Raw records
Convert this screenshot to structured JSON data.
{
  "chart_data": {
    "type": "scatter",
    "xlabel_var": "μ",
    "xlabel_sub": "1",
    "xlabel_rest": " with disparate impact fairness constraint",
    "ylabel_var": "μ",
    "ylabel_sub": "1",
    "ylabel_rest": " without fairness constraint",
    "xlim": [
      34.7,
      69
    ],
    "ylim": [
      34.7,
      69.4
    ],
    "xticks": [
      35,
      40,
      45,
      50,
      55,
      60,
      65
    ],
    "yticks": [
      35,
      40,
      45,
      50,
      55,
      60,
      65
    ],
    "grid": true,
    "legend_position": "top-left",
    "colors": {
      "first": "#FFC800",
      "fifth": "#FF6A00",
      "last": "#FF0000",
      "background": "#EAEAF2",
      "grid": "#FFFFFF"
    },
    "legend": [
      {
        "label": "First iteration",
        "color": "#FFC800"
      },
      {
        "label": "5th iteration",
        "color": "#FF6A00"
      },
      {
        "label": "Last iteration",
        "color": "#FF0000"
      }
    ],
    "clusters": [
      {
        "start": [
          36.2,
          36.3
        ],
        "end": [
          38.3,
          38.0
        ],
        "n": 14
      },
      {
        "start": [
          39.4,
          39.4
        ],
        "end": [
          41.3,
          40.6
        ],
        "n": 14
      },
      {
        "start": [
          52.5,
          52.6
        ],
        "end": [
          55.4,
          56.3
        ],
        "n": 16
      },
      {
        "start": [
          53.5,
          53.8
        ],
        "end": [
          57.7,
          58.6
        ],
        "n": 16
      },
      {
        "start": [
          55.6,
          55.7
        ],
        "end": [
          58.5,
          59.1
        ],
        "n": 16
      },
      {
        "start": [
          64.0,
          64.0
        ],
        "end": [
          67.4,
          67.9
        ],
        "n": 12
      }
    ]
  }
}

INSTRUCTION:
Every line above should be written out again exactly as it stands.

SOLVED PROBLEM:
Convert this screenshot to structured JSON data.
{
  "chart_data": {
    "type": "scatter",
    "xlabel_var": "μ",
    "xlabel_sub": "1",
    "xlabel_rest": " with disparate impact fairness constraint",
    "ylabel_var": "μ",
    "ylabel_sub": "1",
    "ylabel_rest": " without fairness constraint",
    "xlim": [
      34.7,
      69
    ],
    "ylim": [
      34.7,
      69.4
    ],
    "xticks": [
      35,
      40,
      45,
      50,
      55,
      60,
      65
    ],
    "yticks": [
      35,
      40,
      45,
      50,
      55,
      60,
      65
    ],
    "grid": true,
    "legend_position": "top-left",
    "colors": {
      "first": "#FFC800",
      "fifth": "#FF6A00",
      "last": "#FF0000",
      "background": "#EAEAF2",
      "grid": "#FFFFFF"
    },
    "legend": [
      {
        "label": "First iteration",
        "color": "#FFC800"
      },
      {
        "label": "5th iteration",
        "color": "#FF6A00"
      },
      {
        "label": "Last iteration",
        "color": "#FF0000"
      }
    ],
    "clusters": [
      {
        "start": [
          36.2,
          36.3
        ],
        "end": [
          38.3,
          38.0
        ],
        "n": 14
      },
      {
        "start": [
          39.4,
          39.4
        ],
        "end": [
          41.3,
          40.6
        ],
        "n": 14
      },
      {
        "start": [
          52.5,
          52.6
        ],
        "end": [
          55.4,
          56.3
        ],
        "n": 16
      },
      {
        "start": [
          53.5,
          53.8
        ],
        "end": [
          57.7,
          58.6
        ],
        "n": 16
      },
      {
        "start": [
          55.6,
          55.7
        ],
        "end": [
          58.5,
          59.1
        ],
        "n": 16
      },
      {
        "start": [
          64.0,
          64.0
        ],
        "end": [
          67.4,
          67.9
        ],
        "n": 12
      }
    ]
  }
}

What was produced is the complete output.